What the task asks: Write the data out again in full, with no departure from the original.

■ ■ ■ ■

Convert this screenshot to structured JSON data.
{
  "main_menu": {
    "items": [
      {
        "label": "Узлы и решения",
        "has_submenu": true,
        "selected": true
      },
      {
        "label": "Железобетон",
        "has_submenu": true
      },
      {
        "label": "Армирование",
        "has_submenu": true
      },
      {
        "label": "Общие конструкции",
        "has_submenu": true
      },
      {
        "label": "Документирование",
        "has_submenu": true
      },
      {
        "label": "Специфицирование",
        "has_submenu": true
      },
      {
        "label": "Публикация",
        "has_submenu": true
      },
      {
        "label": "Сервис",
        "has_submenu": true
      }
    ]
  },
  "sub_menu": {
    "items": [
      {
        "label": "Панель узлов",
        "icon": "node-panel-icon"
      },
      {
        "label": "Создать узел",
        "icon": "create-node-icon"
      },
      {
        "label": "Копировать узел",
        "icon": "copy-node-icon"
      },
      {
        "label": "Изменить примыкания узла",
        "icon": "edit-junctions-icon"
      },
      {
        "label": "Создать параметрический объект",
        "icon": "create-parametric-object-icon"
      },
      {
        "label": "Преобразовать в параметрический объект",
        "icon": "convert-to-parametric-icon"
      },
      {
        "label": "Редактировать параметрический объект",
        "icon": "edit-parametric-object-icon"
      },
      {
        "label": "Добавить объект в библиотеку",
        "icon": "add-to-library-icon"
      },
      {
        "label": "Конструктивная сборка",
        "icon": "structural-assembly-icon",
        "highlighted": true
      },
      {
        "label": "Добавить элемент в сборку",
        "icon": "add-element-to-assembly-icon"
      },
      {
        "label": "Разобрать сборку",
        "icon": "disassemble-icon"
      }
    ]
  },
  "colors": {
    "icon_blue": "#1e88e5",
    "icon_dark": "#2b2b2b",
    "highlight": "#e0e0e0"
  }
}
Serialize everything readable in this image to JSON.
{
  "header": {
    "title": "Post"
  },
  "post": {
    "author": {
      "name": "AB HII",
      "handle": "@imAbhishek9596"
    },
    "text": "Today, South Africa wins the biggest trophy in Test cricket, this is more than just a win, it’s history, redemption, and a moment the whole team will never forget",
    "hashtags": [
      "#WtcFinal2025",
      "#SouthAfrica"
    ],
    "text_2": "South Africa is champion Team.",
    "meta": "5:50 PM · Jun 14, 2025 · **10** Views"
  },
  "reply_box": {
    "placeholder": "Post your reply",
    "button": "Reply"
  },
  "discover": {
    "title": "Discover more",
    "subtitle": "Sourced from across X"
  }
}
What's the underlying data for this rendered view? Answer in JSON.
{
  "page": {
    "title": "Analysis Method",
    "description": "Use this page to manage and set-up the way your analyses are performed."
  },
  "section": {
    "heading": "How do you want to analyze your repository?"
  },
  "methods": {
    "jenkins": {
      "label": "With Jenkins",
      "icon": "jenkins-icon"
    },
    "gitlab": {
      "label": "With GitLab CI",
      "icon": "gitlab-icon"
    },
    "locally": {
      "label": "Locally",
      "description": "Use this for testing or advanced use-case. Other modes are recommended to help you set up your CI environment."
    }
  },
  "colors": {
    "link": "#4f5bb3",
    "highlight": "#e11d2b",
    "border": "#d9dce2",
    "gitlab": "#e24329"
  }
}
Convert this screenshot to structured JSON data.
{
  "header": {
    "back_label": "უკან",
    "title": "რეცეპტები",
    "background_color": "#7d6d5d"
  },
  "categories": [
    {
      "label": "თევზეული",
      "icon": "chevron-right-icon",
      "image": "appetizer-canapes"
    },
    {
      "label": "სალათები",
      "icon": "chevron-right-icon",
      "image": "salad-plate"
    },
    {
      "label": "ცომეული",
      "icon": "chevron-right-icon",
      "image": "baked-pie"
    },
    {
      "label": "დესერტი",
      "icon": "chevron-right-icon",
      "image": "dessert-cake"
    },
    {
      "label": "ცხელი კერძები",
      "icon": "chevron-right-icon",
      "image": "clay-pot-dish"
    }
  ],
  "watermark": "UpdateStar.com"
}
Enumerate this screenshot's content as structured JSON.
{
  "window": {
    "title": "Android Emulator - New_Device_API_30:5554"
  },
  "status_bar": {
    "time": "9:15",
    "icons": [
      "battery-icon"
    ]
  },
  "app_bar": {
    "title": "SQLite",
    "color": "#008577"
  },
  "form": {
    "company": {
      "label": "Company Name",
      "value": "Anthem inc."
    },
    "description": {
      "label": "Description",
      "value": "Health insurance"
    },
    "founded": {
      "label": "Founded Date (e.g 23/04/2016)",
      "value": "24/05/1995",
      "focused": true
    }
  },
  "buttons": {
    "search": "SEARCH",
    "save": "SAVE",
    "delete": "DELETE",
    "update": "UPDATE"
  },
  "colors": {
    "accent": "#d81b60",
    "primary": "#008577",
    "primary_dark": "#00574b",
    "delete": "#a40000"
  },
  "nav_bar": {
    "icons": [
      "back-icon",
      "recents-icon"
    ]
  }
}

■ ■ ■ ■

Response for this exercise:
Convert this screenshot to structured JSON data.
{
  "main_menu": {
    "items": [
      {
        "label": "Узлы и решения",
        "has_submenu": true,
        "selected": true
      },
      {
        "label": "Железобетон",
        "has_submenu": true
      },
      {
        "label": "Армирование",
        "has_submenu": true
      },
      {
        "label": "Общие конструкции",
        "has_submenu": true
      },
      {
        "label": "Документирование",
        "has_submenu": true
      },
      {
        "label": "Специфицирование",
        "has_submenu": true
      },
      {
        "label": "Публикация",
        "has_submenu": true
      },
      {
        "label": "Сервис",
        "has_submenu": true
      }
    ]
  },
  "sub_menu": {
    "items": [
      {
        "label": "Панель узлов",
        "icon": "node-panel-icon"
      },
      {
        "label": "Создать узел",
        "icon": "create-node-icon"
      },
      {
        "label": "Копировать узел",
        "icon": "copy-node-icon"
      },
      {
        "label": "Изменить примыкания узла",
        "icon": "edit-junctions-icon"
      },
      {
        "label": "Создать параметрический объект",
        "icon": "create-parametric-object-icon"
      },
      {
        "label": "Преобразовать в параметрический объект",
        "icon": "convert-to-parametric-icon"
      },
      {
        "label": "Редактировать параметрический объект",
        "icon": "edit-parametric-object-icon"
      },
      {
        "label": "Добавить объект в библиотеку",
        "icon": "add-to-library-icon"
      },
      {
        "label": "Конструктивная сборка",
        "icon": "structural-assembly-icon",
        "highlighted": true
      },
      {
        "label": "Добавить элемент в сборку",
        "icon": "add-element-to-assembly-icon"
      },
      {
        "label": "Разобрать сборку",
        "icon": "disassemble-icon"
      }
    ]
  },
  "colors": {
    "icon_blue": "#1e88e5",
    "icon_dark": "#2b2b2b",
    "highlight": "#e0e0e0"
  }
}
Serialize everything readable in this image to JSON.
{
  "header": {
    "title": "Post"
  },
  "post": {
    "author": {
      "name": "AB HII",
      "handle": "@imAbhishek9596"
    },
    "text": "Today, South Africa wins the biggest trophy in Test cricket, this is more than just a win, it’s history, redemption, and a moment the whole team will never forget",
    "hashtags": [
      "#WtcFinal2025",
      "#SouthAfrica"
    ],
    "text_2": "South Africa is champion Team.",
    "meta": "5:50 PM · Jun 14, 2025 · **10** Views"
  },
  "reply_box": {
    "placeholder": "Post your reply",
    "button": "Reply"
  },
  "discover": {
    "title": "Discover more",
    "subtitle": "Sourced from across X"
  }
}
What's the underlying data for this rendered view? Answer in JSON.
{
  "page": {
    "title": "Analysis Method",
    "description": "Use this page to manage and set-up the way your analyses are performed."
  },
  "section": {
    "heading": "How do you want to analyze your repository?"
  },
  "methods": {
    "jenkins": {
      "label": "With Jenkins",
      "icon": "jenkins-icon"
    },
    "gitlab": {
      "label": "With GitLab CI",
      "icon": "gitlab-icon"
    },
    "locally": {
      "label": "Locally",
      "description": "Use this for testing or advanced use-case. Other modes are recommended to help you set up your CI environment."
    }
  },
  "colors": {
    "link": "#4f5bb3",
    "highlight": "#e11d2b",
    "border": "#d9dce2",
    "gitlab": "#e24329"
  }
}
Convert this screenshot to structured JSON data.
{
  "header": {
    "back_label": "უკან",
    "title": "რეცეპტები",
    "background_color": "#7d6d5d"
  },
  "categories": [
    {
      "label": "თევზეული",
      "icon": "chevron-right-icon",
      "image": "appetizer-canapes"
    },
    {
      "label": "სალათები",
      "icon": "chevron-right-icon",
      "image": "salad-plate"
    },
    {
      "label": "ცომეული",
      "icon": "chevron-right-icon",
      "image": "baked-pie"
    },
    {
      "label": "დესერტი",
      "icon": "chevron-right-icon",
      "image": "dessert-cake"
    },
    {
      "label": "ცხელი კერძები",
      "icon": "chevron-right-icon",
      "image": "clay-pot-dish"
    }
  ],
  "watermark": "UpdateStar.com"
}
Enumerate this screenshot's content as structured JSON.
{
  "window": {
    "title": "Android Emulator - New_Device_API_30:5554"
  },
  "status_bar": {
    "time": "9:15",
    "icons": [
      "battery-icon"
    ]
  },
  "app_bar": {
    "title": "SQLite",
    "color": "#008577"
  },
  "form": {
    "company": {
      "label": "Company Name",
      "value": "Anthem inc."
    },
    "description": {
      "label": "Description",
      "value": "Health insurance"
    },
    "founded": {
      "label": "Founded Date (e.g 23/04/2016)",
      "value": "24/05/1995",
      "focused": true
    }
  },
  "buttons": {
    "search": "SEARCH",
    "save": "SAVE",
    "delete": "DELETE",
    "update": "UPDATE"
  },
  "colors": {
    "accent": "#d81b60",
    "primary": "#008577",
    "primary_dark": "#00574b",
    "delete": "#a40000"
  },
  "nav_bar": {
    "icons": [
      "back-icon",
      "recents-icon"
    ]
  }
}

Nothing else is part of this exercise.